> _WORK INSTRUCTIONS_:
Find each line with the string "label" and report it.
══════════════════════════════
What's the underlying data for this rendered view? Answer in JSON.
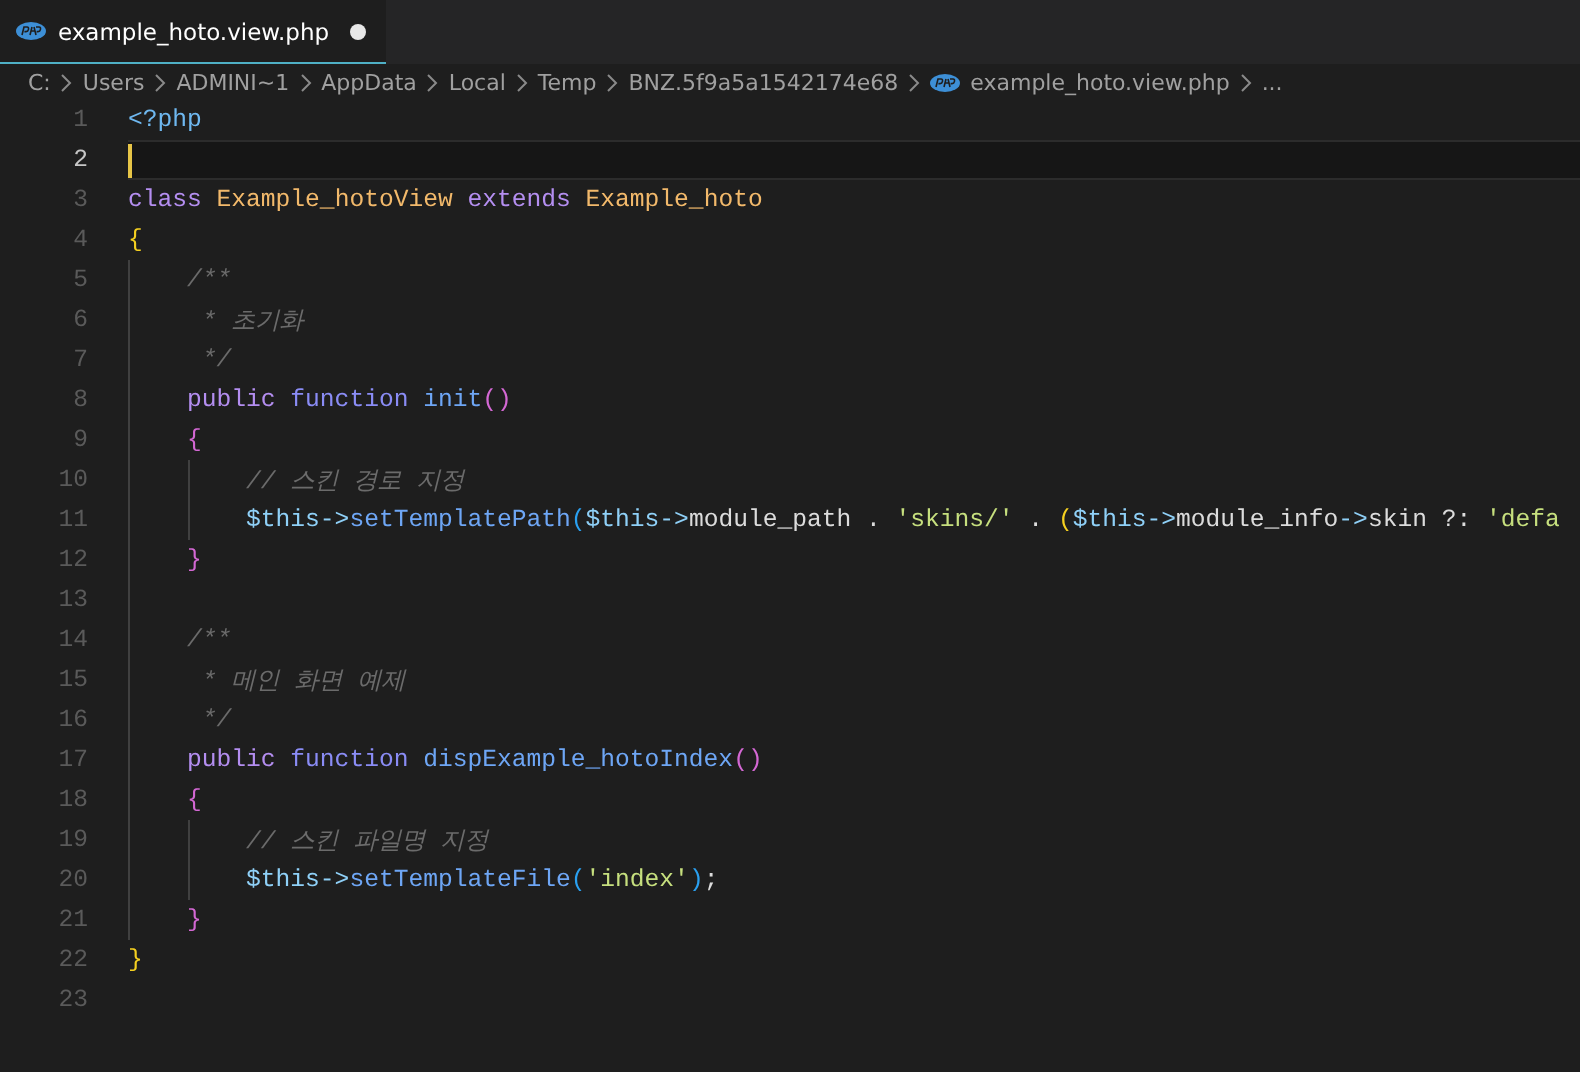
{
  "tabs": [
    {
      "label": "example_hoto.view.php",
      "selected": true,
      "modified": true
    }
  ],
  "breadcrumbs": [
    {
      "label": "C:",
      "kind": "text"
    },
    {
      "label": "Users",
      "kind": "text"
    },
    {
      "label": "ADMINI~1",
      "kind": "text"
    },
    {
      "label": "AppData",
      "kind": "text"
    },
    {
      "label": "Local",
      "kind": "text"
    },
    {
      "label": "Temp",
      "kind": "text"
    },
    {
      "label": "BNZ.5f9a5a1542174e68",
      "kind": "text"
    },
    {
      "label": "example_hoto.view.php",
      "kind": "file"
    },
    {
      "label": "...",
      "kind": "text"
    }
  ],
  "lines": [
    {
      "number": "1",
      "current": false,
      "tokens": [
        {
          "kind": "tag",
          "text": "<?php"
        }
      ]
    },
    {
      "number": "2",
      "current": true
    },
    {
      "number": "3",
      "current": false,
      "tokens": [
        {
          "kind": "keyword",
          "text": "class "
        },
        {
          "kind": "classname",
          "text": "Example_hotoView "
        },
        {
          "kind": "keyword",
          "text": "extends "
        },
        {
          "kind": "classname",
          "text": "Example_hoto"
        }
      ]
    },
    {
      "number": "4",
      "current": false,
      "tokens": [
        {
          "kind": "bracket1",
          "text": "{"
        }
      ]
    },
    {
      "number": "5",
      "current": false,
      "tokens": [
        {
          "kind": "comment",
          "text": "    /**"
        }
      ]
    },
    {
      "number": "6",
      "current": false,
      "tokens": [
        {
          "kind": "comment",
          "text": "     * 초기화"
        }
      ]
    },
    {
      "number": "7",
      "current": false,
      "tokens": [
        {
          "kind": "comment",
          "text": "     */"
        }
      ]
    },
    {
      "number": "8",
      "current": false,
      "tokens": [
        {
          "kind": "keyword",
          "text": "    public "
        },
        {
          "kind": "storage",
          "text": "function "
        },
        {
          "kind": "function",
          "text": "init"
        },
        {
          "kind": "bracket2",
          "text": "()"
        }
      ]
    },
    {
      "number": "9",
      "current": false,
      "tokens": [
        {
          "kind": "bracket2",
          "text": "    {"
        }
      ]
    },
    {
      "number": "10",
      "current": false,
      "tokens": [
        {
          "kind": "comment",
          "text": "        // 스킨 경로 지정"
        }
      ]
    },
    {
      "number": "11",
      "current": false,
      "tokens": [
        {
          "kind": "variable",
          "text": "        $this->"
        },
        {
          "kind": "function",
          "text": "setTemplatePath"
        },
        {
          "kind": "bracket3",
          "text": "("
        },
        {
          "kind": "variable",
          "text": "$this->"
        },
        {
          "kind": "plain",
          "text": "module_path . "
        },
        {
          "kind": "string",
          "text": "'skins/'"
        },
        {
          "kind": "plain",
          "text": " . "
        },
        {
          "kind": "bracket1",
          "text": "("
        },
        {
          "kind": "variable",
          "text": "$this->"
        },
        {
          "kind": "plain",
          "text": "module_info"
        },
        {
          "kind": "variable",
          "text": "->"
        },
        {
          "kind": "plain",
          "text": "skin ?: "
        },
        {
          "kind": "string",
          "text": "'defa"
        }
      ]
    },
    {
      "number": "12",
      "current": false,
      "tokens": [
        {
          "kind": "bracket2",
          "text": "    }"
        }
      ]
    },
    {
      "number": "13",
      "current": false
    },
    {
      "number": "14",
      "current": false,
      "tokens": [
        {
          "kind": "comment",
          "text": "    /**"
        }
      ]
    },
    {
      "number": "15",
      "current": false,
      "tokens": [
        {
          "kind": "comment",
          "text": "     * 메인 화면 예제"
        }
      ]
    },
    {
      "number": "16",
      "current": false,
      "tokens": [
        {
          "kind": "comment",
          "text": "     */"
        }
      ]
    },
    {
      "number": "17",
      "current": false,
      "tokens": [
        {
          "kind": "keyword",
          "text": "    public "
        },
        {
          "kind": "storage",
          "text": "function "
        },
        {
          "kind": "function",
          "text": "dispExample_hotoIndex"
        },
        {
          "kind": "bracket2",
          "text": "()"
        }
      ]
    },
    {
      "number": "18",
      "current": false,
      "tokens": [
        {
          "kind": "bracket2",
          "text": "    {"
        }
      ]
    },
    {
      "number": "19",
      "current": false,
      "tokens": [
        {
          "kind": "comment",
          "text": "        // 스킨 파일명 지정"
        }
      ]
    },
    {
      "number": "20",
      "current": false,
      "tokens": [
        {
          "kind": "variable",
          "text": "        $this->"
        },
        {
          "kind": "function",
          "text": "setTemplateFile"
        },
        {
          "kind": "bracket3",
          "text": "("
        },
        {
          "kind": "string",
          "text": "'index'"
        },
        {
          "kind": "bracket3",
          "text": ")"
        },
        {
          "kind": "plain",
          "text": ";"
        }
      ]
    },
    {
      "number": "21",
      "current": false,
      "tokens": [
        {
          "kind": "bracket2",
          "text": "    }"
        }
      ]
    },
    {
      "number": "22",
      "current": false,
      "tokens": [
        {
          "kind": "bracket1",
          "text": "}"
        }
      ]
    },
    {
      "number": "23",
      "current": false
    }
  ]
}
══════════════════════════════
> _PROBLEM SOLUTION_:
      "label": "example_hoto.view.php",
      "label": "C:",
      "label": "Users",
      "label": "ADMINI~1",
      "label": "AppData",
      "label": "Local",
      "label": "Temp",
      "label": "BNZ.5f9a5a1542174e68",
      "label": "example_hoto.view.php",
      "label": "...",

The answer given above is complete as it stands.